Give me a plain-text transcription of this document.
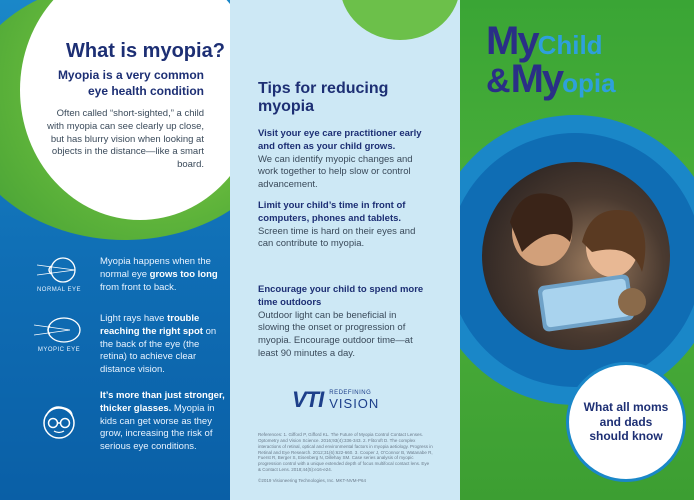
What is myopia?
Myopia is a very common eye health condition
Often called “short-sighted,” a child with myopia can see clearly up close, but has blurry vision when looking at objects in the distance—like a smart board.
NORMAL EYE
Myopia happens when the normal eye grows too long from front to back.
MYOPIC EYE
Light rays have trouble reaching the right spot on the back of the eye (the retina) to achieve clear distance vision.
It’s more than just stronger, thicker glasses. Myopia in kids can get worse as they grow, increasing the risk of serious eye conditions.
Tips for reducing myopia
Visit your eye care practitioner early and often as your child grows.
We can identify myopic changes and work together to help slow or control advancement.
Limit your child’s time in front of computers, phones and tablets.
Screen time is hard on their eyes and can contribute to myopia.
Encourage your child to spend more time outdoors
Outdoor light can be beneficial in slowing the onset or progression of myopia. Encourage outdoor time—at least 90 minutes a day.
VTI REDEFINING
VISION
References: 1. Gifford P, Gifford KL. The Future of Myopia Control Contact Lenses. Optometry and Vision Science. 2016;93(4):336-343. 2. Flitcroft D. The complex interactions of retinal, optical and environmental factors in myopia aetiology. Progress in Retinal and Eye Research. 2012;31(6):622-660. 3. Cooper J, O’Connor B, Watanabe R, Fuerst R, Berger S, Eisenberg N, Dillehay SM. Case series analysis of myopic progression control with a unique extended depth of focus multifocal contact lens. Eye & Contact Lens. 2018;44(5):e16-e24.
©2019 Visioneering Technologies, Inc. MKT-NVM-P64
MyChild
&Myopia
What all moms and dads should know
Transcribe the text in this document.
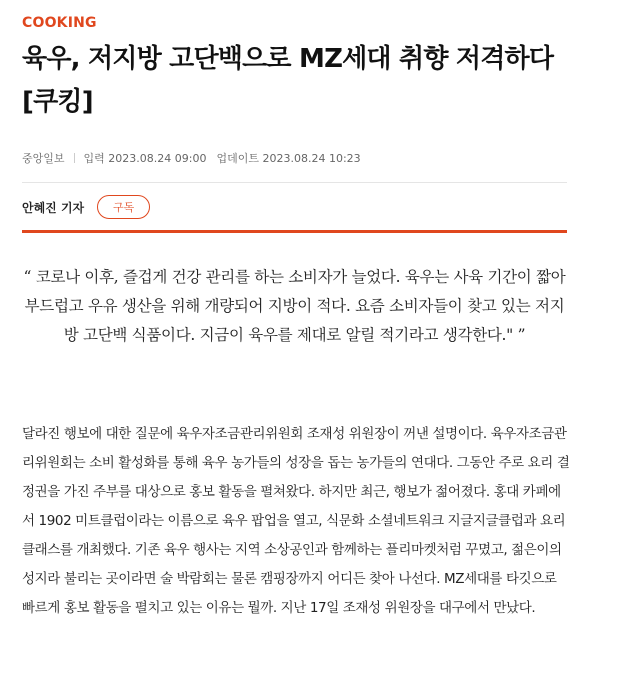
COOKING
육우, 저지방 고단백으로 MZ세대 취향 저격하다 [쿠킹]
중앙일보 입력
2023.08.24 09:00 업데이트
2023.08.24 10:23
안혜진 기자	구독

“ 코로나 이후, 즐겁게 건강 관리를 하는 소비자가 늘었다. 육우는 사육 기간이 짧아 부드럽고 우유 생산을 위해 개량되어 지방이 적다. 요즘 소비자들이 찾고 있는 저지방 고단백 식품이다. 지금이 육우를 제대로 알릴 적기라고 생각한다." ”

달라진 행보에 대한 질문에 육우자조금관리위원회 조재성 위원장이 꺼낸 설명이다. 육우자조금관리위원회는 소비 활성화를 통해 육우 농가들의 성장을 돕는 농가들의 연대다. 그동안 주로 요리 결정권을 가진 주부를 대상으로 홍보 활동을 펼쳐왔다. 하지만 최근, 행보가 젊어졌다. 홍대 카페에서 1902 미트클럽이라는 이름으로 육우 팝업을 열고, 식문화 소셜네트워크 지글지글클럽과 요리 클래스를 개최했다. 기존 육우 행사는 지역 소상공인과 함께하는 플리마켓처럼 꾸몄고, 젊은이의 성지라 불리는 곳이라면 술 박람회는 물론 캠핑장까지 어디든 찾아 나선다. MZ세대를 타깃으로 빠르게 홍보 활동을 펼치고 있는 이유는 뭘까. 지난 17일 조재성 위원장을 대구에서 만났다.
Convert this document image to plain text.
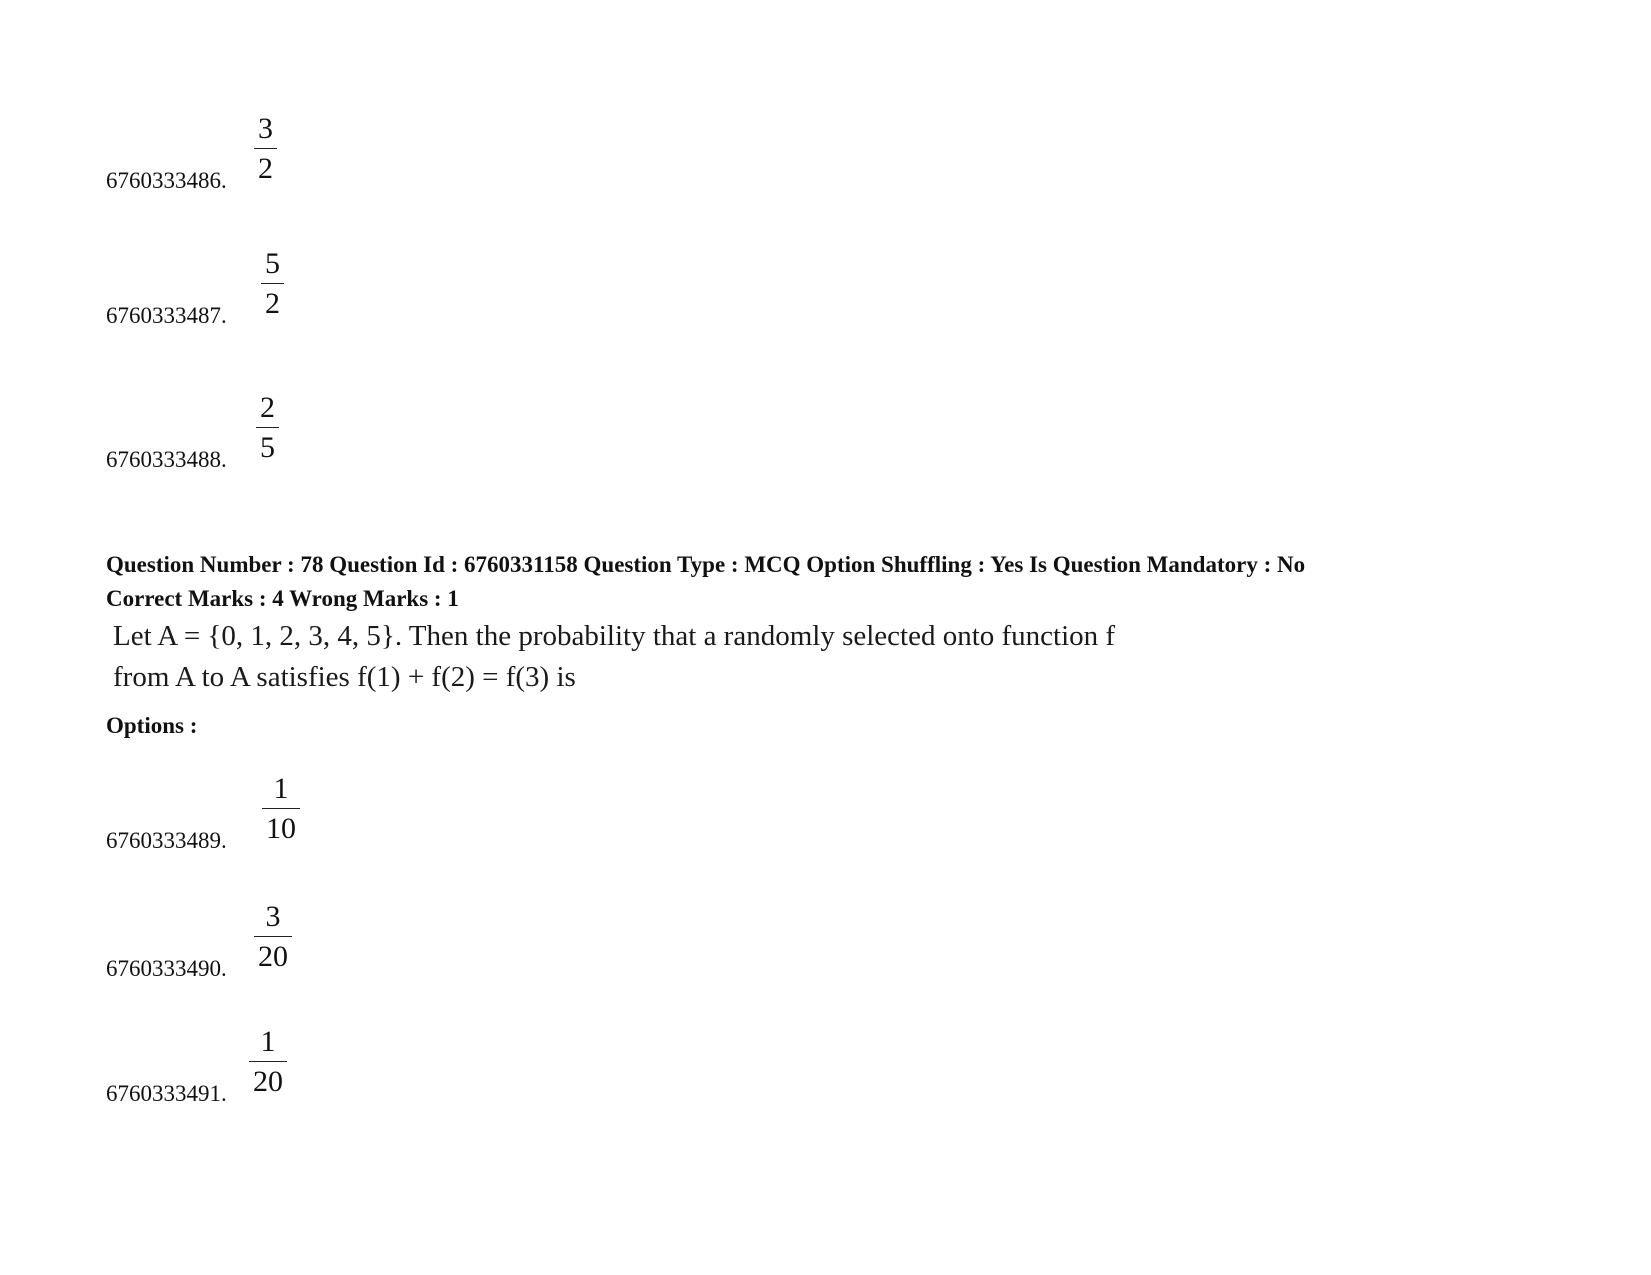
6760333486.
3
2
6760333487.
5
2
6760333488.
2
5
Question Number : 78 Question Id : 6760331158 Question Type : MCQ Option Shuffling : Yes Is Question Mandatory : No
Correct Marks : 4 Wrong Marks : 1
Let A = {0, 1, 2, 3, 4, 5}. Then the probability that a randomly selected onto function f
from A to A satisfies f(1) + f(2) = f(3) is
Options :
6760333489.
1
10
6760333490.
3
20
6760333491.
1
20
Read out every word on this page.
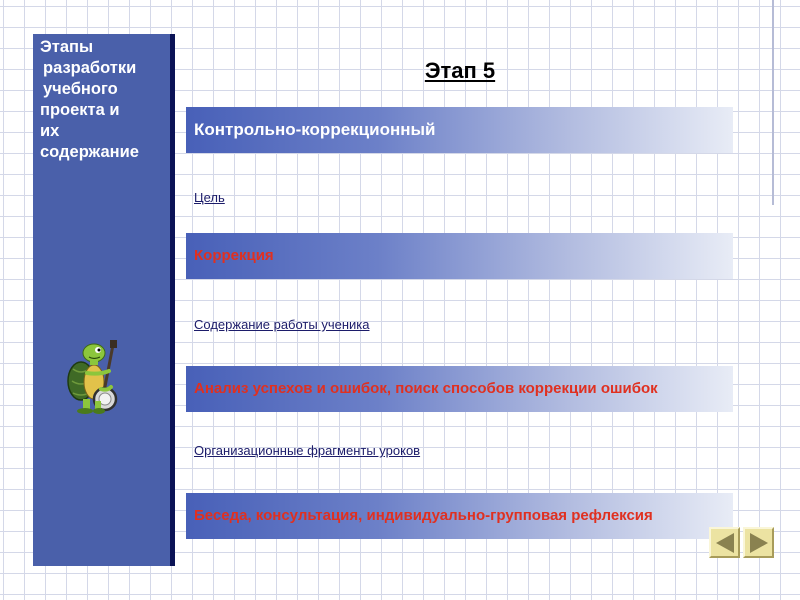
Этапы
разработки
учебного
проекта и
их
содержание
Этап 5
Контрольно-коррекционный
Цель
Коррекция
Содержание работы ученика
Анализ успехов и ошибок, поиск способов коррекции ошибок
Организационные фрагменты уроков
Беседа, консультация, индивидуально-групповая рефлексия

■ Problem requirements: Reproduce the lines above, exactly and exclusively, from the line containing "Read out every word on this page." down to the last line, both included; pictures are not part of the copy.

■ Worked answer:
Read out every word on this page.
Этапы
разработки
учебного
проекта и
их
содержание
Этап 5
Контрольно-коррекционный
Цель
Коррекция
Содержание работы ученика
Анализ успехов и ошибок, поиск способов коррекции ошибок
Организационные фрагменты уроков
Беседа, консультация, индивидуально-групповая рефлексия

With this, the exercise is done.